#### [What is needed]
From the listing below, extract every line that contains the word "сентября". Case counts.

#####

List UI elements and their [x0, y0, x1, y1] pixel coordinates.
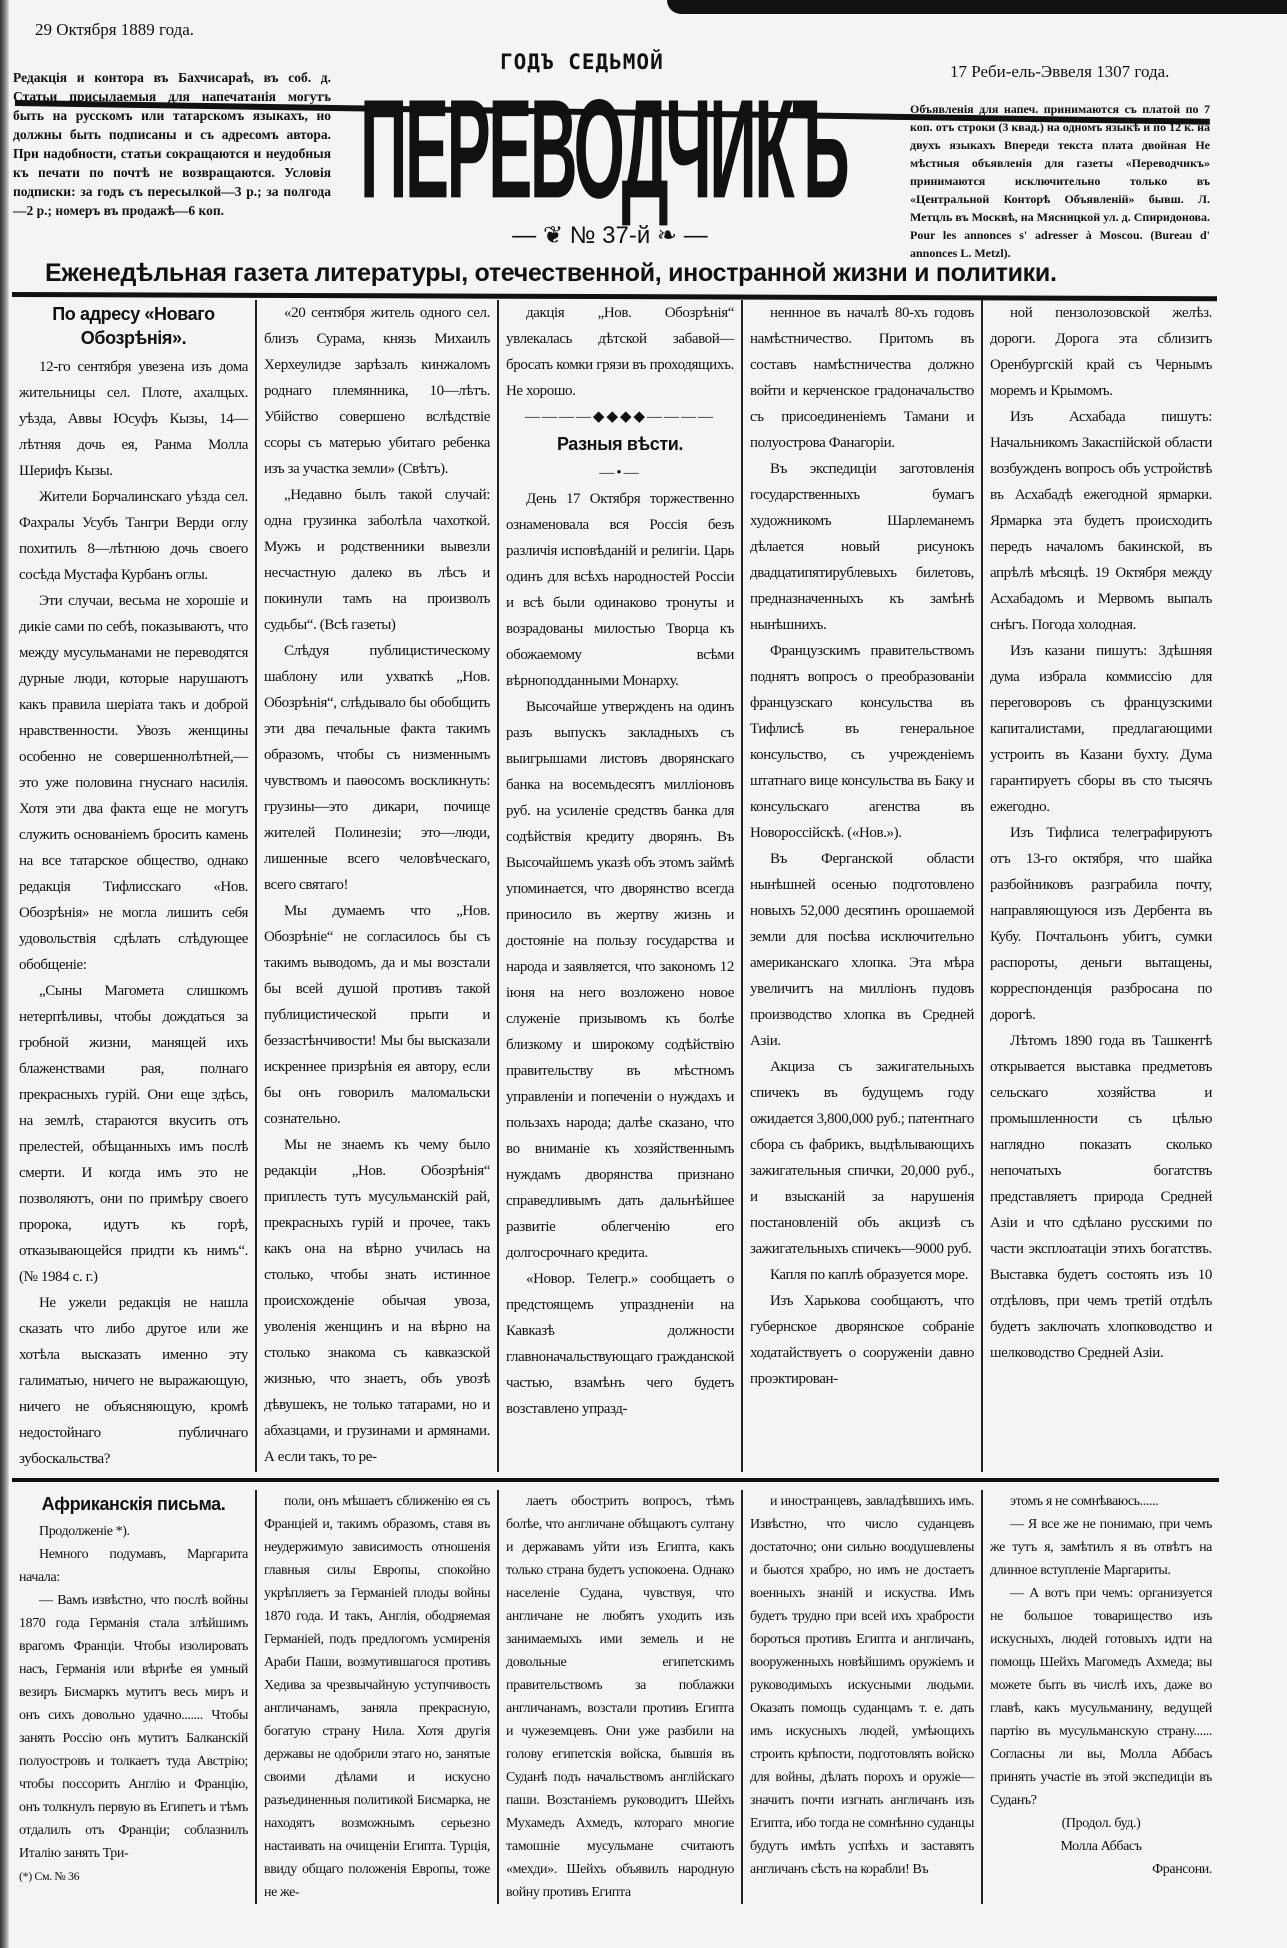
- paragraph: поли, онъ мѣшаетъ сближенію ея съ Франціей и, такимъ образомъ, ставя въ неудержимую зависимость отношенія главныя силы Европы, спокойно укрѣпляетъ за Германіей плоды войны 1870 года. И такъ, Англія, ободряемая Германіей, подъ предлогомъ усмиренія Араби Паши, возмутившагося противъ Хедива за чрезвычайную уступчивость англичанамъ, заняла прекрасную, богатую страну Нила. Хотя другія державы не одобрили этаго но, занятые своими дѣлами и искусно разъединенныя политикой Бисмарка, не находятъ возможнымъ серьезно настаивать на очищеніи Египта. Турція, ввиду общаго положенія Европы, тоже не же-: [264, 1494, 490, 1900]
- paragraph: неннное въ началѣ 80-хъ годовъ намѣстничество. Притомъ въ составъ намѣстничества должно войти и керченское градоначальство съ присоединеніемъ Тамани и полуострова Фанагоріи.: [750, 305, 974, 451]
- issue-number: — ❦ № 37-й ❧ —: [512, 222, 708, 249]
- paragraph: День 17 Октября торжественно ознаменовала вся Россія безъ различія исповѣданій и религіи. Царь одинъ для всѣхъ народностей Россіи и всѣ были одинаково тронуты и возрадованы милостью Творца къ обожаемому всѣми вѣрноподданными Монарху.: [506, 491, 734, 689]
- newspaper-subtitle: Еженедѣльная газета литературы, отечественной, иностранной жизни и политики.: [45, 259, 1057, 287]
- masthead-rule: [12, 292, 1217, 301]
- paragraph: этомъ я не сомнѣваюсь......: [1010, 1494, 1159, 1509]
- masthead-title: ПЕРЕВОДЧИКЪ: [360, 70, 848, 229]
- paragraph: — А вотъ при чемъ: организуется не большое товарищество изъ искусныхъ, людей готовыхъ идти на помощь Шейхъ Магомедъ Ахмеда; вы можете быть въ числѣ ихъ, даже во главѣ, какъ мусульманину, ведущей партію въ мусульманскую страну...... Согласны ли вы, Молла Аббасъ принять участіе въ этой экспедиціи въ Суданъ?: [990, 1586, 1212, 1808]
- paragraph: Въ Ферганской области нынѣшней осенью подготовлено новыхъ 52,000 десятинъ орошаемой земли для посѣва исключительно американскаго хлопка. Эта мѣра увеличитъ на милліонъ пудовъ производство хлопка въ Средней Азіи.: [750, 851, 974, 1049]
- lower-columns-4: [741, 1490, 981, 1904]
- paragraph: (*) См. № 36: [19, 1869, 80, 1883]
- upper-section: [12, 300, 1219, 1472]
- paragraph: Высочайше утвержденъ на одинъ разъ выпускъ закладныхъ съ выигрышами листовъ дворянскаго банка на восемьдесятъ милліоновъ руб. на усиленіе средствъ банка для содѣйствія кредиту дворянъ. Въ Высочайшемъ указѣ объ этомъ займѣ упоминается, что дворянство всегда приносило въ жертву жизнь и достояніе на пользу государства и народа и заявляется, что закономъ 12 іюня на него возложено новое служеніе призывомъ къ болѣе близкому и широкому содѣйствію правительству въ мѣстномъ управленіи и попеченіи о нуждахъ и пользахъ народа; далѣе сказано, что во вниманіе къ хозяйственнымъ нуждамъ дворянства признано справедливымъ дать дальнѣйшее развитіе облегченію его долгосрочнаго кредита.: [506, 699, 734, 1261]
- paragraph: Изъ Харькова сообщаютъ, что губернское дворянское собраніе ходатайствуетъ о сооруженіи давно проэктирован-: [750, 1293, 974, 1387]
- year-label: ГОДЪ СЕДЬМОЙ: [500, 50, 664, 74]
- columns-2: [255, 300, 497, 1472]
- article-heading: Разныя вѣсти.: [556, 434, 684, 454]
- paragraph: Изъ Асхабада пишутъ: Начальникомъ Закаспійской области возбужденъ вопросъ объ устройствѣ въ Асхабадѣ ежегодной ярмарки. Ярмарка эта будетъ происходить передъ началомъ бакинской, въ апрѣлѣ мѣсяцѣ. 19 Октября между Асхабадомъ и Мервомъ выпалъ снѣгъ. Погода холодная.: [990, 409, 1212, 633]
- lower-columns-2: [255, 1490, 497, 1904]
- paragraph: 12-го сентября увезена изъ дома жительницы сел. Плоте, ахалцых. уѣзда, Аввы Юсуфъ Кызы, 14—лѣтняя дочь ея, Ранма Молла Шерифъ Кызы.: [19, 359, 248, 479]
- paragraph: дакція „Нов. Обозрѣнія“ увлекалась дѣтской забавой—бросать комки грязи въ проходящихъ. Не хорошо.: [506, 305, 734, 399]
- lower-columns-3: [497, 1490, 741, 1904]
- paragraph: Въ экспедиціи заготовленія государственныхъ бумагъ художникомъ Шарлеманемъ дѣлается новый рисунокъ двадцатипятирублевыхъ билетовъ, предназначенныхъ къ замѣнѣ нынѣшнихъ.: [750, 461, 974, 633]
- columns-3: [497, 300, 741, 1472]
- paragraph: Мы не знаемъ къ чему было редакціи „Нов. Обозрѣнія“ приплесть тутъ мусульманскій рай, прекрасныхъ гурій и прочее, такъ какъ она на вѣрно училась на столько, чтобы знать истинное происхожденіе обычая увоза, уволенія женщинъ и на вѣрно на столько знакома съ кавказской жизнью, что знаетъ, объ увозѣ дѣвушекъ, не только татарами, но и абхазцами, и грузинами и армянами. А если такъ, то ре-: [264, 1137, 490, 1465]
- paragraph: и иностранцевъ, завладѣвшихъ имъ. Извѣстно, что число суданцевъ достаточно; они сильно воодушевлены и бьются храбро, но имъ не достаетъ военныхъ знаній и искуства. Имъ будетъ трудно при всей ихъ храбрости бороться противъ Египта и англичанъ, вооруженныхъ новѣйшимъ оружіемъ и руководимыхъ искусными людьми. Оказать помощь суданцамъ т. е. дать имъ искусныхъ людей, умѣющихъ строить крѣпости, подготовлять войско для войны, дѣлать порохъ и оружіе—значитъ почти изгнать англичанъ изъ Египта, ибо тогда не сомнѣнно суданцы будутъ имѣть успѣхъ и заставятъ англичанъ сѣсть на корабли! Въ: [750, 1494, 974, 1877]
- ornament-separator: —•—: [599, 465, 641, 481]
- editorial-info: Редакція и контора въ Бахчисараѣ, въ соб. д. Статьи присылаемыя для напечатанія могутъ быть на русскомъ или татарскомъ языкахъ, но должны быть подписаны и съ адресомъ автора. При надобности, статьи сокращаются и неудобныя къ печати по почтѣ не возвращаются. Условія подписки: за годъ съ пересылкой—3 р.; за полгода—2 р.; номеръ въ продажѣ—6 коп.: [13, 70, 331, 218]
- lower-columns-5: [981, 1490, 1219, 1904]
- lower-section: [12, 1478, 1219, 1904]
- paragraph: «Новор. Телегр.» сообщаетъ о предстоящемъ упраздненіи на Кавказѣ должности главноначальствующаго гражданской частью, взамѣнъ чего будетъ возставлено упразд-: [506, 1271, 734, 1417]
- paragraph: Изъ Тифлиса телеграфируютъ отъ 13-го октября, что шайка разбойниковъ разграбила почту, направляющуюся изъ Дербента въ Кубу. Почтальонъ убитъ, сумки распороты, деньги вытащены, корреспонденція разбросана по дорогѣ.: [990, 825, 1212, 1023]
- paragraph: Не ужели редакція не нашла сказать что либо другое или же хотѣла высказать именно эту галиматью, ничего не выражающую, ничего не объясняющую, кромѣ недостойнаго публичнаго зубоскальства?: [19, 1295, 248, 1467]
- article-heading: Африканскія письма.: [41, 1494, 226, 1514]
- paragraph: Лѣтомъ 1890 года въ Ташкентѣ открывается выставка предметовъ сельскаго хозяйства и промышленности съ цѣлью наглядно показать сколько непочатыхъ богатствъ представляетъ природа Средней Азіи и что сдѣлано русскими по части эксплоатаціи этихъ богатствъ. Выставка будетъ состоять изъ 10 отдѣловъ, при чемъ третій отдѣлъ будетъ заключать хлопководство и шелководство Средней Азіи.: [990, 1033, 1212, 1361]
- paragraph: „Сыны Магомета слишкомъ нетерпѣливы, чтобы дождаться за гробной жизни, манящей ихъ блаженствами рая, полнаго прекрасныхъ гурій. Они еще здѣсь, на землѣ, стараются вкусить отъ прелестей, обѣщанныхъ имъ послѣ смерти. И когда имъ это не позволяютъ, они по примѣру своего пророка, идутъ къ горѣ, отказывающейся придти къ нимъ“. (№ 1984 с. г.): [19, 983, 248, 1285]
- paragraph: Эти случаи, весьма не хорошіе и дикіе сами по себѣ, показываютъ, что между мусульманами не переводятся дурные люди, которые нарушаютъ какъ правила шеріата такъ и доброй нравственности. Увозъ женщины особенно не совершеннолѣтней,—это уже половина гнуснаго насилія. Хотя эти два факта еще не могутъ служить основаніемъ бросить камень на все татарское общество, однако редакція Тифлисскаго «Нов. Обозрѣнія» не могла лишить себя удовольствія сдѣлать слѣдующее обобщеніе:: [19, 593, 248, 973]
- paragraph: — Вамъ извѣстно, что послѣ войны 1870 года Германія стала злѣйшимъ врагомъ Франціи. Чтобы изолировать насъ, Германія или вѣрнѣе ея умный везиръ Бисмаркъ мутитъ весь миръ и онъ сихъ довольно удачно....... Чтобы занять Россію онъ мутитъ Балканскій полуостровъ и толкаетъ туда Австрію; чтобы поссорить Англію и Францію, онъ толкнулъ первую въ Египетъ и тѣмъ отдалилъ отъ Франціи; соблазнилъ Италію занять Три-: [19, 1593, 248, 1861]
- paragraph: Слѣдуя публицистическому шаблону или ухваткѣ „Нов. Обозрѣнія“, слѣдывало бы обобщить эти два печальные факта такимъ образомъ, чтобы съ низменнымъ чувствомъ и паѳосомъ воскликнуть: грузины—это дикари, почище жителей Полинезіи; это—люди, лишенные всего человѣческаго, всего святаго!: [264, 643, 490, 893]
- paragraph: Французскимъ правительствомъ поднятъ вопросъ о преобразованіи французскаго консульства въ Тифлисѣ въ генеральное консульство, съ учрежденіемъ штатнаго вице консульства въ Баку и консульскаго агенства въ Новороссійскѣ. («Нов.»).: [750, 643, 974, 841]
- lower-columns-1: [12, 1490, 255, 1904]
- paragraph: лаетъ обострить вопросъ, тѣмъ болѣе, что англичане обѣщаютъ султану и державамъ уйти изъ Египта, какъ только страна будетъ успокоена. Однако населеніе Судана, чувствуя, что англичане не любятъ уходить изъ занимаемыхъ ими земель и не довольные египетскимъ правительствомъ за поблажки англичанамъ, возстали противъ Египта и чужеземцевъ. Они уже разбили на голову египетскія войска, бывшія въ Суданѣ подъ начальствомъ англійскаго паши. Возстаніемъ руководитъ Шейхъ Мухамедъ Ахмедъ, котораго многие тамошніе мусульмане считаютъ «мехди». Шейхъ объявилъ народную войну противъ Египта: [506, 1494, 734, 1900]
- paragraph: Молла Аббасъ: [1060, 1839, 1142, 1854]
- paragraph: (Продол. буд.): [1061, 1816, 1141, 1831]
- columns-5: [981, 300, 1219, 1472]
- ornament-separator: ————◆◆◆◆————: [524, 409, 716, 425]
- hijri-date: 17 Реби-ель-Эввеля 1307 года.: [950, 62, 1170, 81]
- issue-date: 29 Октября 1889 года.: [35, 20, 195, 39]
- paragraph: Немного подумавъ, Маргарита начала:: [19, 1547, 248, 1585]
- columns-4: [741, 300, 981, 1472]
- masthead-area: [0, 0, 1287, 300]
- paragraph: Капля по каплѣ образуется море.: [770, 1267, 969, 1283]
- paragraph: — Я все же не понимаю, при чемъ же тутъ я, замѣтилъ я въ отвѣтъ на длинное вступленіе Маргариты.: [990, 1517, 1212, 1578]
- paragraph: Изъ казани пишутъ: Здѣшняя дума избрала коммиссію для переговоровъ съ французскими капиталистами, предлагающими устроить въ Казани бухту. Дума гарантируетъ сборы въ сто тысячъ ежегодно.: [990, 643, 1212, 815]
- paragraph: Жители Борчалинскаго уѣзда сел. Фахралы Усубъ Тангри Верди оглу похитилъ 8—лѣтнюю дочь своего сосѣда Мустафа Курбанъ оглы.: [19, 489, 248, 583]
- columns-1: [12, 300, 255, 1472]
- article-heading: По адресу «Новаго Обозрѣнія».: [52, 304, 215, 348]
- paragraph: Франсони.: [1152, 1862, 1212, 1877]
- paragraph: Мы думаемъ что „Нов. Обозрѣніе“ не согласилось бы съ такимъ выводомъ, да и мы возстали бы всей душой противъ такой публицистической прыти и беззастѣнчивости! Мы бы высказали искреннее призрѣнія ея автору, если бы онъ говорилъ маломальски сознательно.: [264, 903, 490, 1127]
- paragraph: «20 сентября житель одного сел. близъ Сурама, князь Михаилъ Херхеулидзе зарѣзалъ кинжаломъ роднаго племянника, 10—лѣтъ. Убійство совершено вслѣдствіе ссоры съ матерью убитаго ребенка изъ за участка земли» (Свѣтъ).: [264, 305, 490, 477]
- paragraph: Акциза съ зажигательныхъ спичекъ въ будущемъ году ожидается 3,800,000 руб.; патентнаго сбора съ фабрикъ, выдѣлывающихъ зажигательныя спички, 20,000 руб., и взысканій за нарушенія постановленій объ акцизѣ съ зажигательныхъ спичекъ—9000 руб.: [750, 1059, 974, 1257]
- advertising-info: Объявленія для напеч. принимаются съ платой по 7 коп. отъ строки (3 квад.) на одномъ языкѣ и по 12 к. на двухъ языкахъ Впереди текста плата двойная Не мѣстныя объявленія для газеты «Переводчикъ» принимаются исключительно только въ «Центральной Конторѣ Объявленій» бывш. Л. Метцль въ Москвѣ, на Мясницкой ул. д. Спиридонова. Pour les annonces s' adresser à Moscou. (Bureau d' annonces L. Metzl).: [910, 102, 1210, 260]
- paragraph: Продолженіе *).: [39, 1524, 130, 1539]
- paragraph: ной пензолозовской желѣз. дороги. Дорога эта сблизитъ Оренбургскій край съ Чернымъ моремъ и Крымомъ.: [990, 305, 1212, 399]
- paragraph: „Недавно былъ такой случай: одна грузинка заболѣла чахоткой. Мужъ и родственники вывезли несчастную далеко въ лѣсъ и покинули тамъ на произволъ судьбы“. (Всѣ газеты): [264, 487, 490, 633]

#####

#### [Full answer]
- paragraph: 12-го сентября увезена изъ дома жительницы сел. Плоте, ахалцых. уѣзда, Аввы Юсуфъ Кызы, 14—лѣтняя дочь ея, Ранма Молла Шерифъ Кызы.: [19, 359, 248, 479]
- paragraph: «20 сентября житель одного сел. близъ Сурама, князь Михаилъ Херхеулидзе зарѣзалъ кинжаломъ роднаго племянника, 10—лѣтъ. Убійство совершено вслѣдствіе ссоры съ матерью убитаго ребенка изъ за участка земли» (Свѣтъ).: [264, 305, 490, 477]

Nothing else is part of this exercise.